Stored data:
§

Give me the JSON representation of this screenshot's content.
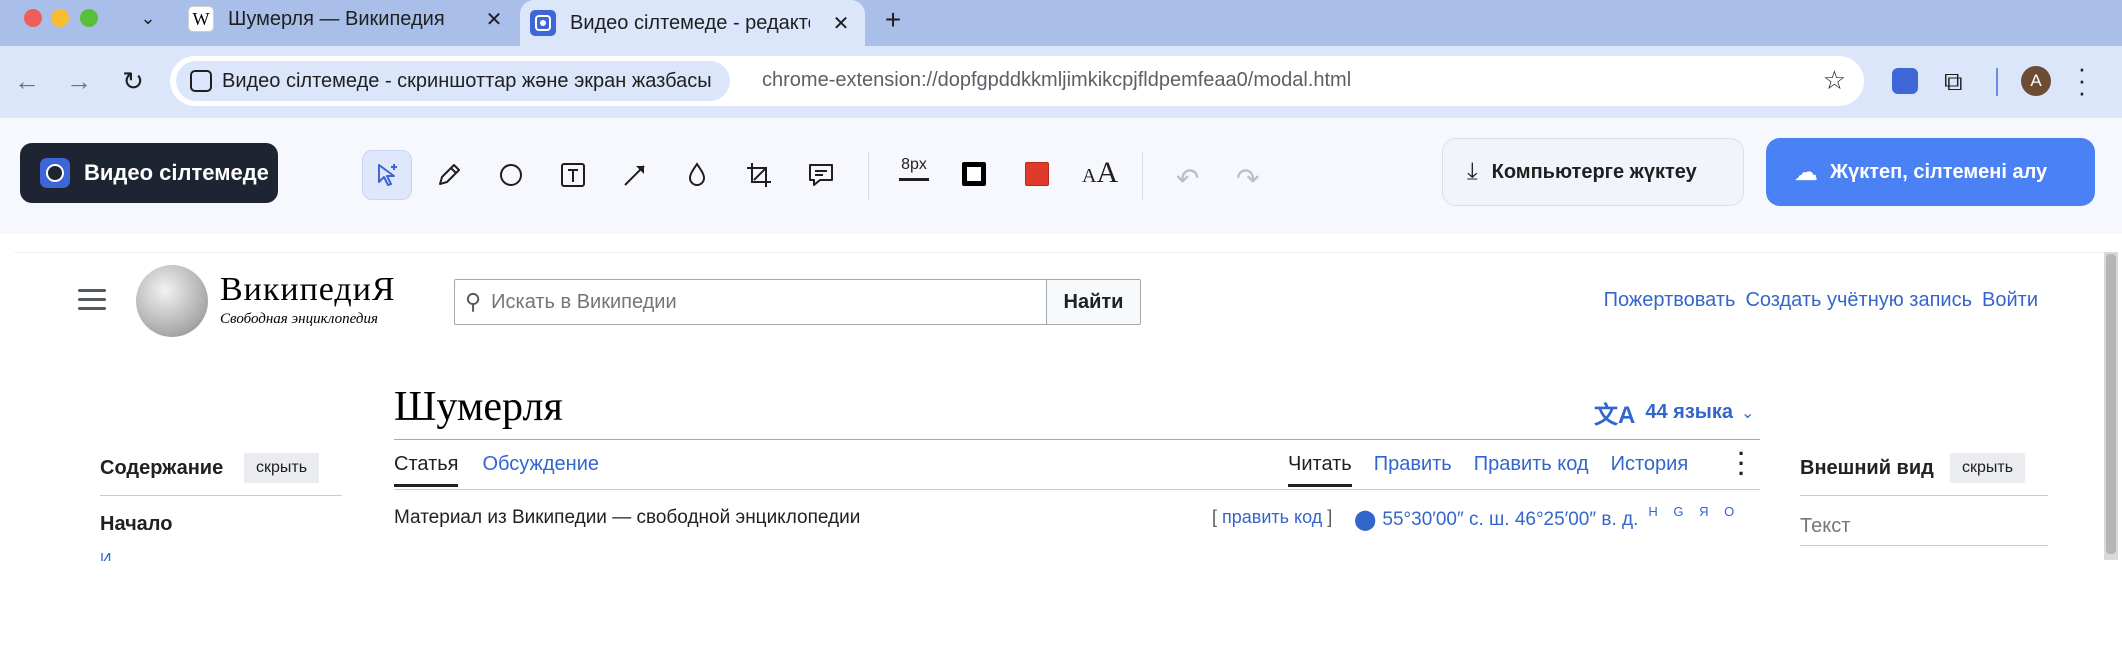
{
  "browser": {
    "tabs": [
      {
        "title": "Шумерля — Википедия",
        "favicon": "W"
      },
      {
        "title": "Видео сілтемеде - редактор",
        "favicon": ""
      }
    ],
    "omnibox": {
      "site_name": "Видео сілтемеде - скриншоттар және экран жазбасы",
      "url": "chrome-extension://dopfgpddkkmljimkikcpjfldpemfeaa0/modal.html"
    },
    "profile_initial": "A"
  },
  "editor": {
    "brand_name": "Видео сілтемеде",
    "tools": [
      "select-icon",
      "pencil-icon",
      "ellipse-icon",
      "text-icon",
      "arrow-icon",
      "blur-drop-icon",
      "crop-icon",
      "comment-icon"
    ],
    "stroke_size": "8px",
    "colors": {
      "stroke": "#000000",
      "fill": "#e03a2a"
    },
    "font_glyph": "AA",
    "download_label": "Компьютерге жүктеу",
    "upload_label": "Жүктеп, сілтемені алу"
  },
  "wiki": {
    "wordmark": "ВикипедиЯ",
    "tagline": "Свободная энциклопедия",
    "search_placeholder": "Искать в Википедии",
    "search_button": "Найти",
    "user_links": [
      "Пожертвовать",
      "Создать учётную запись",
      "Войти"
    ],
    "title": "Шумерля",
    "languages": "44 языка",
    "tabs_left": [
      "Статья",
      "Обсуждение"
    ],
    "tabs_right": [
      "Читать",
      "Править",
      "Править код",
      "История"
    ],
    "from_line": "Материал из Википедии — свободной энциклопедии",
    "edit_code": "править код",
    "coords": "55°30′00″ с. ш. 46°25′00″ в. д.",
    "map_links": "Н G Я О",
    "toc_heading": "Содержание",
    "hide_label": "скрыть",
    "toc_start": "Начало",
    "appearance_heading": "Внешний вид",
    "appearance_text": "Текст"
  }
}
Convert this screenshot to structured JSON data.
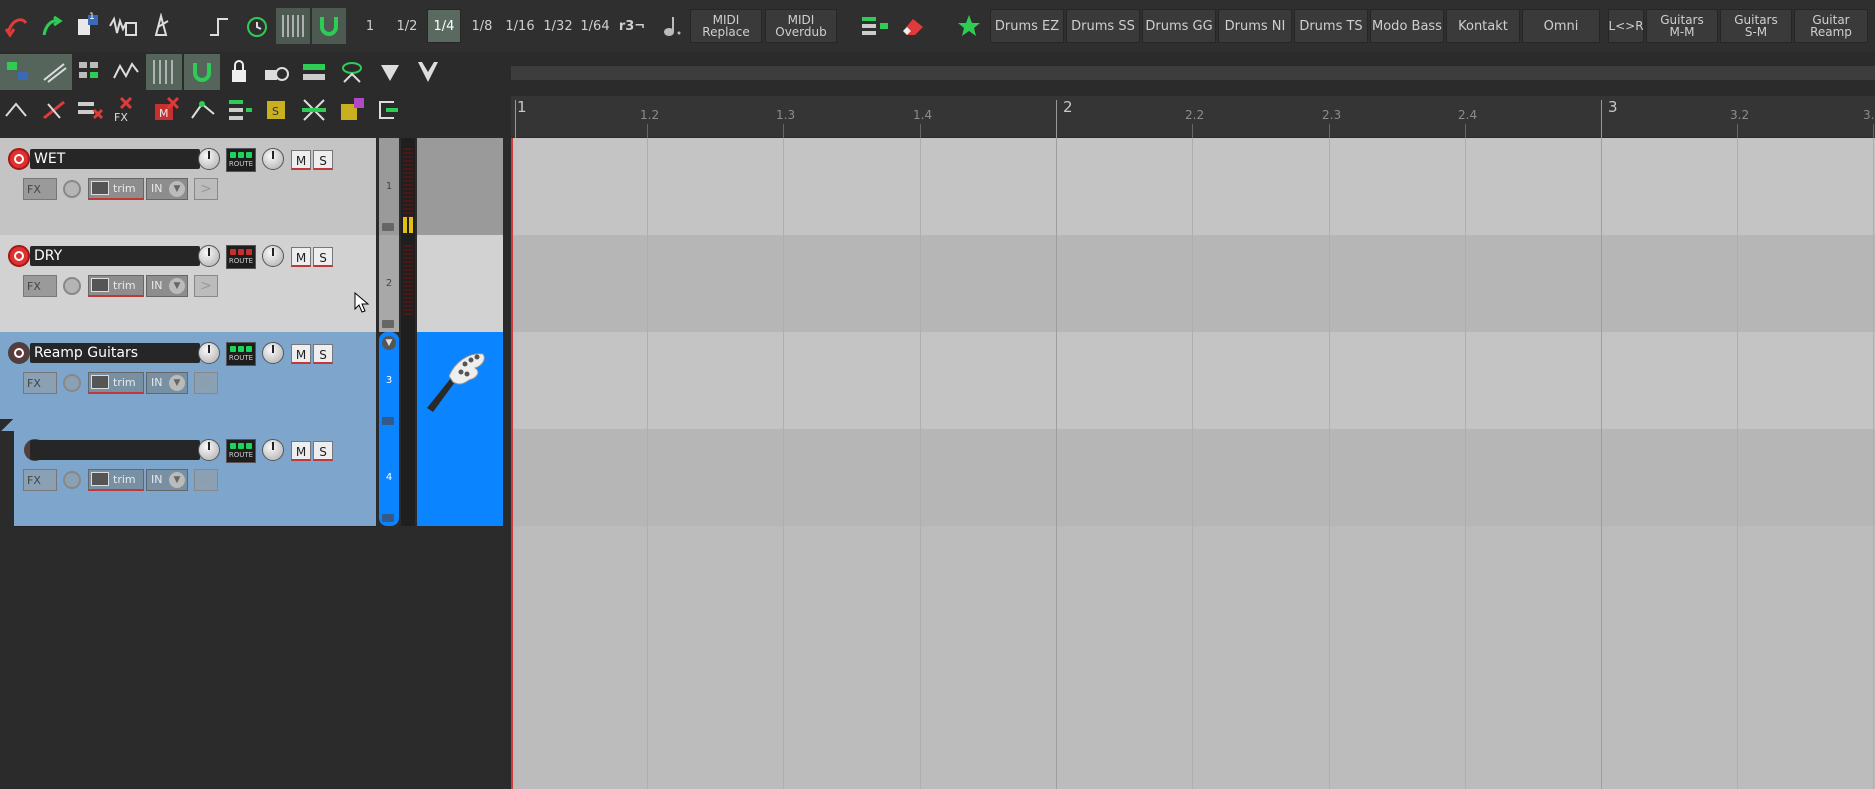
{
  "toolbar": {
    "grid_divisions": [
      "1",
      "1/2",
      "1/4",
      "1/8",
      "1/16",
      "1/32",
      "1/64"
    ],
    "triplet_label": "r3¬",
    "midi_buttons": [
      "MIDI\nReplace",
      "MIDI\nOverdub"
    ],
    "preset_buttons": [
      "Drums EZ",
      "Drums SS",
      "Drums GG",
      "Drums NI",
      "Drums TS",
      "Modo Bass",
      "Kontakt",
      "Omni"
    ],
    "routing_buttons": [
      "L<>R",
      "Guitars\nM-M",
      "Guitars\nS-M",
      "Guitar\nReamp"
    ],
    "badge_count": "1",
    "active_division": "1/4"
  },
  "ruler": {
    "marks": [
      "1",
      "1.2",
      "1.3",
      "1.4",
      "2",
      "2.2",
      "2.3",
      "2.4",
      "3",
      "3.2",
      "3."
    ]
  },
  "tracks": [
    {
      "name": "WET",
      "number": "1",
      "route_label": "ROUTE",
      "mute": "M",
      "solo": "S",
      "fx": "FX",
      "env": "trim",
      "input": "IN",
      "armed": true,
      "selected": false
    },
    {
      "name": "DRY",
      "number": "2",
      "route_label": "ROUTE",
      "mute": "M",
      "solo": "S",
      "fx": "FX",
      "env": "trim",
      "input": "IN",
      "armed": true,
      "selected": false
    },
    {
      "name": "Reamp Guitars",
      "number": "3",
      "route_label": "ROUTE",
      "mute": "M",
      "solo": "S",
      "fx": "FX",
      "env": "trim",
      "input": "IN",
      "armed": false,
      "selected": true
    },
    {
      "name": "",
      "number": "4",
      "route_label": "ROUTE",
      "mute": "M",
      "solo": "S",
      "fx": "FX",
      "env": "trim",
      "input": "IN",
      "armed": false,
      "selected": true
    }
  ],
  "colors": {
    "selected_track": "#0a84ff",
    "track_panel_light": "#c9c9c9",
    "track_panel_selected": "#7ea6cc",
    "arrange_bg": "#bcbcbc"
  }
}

§

* Task directions:
Determine how many lines include the word "Видео" and report that number by itself.

* Answer to this task:
3